Materials provided.

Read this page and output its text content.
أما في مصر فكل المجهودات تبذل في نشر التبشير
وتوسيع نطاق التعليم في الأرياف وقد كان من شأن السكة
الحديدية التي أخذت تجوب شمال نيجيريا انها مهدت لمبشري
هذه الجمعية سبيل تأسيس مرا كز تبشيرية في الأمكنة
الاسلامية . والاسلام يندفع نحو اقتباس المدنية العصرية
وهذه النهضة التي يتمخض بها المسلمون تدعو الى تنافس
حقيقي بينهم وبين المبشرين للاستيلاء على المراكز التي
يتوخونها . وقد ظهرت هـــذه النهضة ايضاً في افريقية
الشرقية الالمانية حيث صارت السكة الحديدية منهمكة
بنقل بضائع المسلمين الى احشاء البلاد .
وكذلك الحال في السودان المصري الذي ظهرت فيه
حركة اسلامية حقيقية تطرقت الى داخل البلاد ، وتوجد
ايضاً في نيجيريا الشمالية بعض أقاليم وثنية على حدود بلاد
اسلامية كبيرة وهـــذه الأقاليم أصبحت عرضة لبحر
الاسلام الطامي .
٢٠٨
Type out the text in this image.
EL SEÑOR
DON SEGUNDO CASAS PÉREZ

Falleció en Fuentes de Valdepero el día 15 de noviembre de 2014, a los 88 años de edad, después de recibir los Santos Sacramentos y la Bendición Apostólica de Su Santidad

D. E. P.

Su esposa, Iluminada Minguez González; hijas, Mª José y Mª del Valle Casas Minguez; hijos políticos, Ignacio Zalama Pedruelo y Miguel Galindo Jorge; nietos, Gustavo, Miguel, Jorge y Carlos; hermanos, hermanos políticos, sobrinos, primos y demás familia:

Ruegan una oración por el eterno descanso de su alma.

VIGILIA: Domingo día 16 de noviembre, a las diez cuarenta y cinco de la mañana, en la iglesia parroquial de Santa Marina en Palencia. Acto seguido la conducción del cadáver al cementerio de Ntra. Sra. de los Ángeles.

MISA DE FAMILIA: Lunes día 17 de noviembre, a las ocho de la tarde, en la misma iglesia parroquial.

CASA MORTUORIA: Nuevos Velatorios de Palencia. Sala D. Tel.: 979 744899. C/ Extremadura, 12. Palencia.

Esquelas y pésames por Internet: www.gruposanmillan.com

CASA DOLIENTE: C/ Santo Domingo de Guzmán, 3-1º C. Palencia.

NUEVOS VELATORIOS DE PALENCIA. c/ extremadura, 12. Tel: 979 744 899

Work to do. Restate the listing above word for word.

Task solution.
Read this page and output its text content.
أما في مصر فكل المجهودات تبذل في نشر التبشير
وتوسيع نطاق التعليم في الأرياف وقد كان من شأن السكة
الحديدية التي أخذت تجوب شمال نيجيريا انها مهدت لمبشري
هذه الجمعية سبيل تأسيس مرا كز تبشيرية في الأمكنة
الاسلامية . والاسلام يندفع نحو اقتباس المدنية العصرية
وهذه النهضة التي يتمخض بها المسلمون تدعو الى تنافس
حقيقي بينهم وبين المبشرين للاستيلاء على المراكز التي
يتوخونها . وقد ظهرت هـــذه النهضة ايضاً في افريقية
الشرقية الالمانية حيث صارت السكة الحديدية منهمكة
بنقل بضائع المسلمين الى احشاء البلاد .
وكذلك الحال في السودان المصري الذي ظهرت فيه
حركة اسلامية حقيقية تطرقت الى داخل البلاد ، وتوجد
ايضاً في نيجيريا الشمالية بعض أقاليم وثنية على حدود بلاد
اسلامية كبيرة وهـــذه الأقاليم أصبحت عرضة لبحر
الاسلام الطامي .
٢٠٨
Type out the text in this image.
EL SEÑOR
DON SEGUNDO CASAS PÉREZ

Falleció en Fuentes de Valdepero el día 15 de noviembre de 2014, a los 88 años de edad, después de recibir los Santos Sacramentos y la Bendición Apostólica de Su Santidad

D. E. P.

Su esposa, Iluminada Minguez González; hijas, Mª José y Mª del Valle Casas Minguez; hijos políticos, Ignacio Zalama Pedruelo y Miguel Galindo Jorge; nietos, Gustavo, Miguel, Jorge y Carlos; hermanos, hermanos políticos, sobrinos, primos y demás familia:

Ruegan una oración por el eterno descanso de su alma.

VIGILIA: Domingo día 16 de noviembre, a las diez cuarenta y cinco de la mañana, en la iglesia parroquial de Santa Marina en Palencia. Acto seguido la conducción del cadáver al cementerio de Ntra. Sra. de los Ángeles.

MISA DE FAMILIA: Lunes día 17 de noviembre, a las ocho de la tarde, en la misma iglesia parroquial.

CASA MORTUORIA: Nuevos Velatorios de Palencia. Sala D. Tel.: 979 744899. C/ Extremadura, 12. Palencia.

Esquelas y pésames por Internet: www.gruposanmillan.com

CASA DOLIENTE: C/ Santo Domingo de Guzmán, 3-1º C. Palencia.

NUEVOS VELATORIOS DE PALENCIA. c/ extremadura, 12. Tel: 979 744 899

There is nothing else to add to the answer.